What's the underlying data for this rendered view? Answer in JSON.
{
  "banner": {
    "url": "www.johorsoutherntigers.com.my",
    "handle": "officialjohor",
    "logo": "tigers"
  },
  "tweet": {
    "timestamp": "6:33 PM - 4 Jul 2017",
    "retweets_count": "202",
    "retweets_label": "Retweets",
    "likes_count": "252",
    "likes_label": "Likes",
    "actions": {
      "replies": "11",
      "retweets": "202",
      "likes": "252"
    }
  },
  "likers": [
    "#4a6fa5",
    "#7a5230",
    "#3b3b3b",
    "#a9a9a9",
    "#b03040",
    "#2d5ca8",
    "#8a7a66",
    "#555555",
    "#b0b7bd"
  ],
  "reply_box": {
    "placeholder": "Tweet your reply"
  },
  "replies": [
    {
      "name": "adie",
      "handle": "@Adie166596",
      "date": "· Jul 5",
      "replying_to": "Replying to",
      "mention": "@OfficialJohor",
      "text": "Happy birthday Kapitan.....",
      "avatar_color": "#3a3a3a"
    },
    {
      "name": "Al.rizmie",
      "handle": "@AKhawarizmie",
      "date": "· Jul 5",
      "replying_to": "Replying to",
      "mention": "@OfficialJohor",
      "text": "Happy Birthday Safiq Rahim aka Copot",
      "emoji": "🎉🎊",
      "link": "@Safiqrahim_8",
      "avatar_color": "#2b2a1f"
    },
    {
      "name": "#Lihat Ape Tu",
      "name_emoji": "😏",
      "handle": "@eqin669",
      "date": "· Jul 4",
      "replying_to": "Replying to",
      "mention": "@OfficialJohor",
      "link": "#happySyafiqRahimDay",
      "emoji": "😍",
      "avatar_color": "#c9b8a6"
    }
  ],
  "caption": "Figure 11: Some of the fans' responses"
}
--*--
• _Given request_
Report how many lines of the listing hold the word "handle", with nothing but the number.

• _Right answer_
4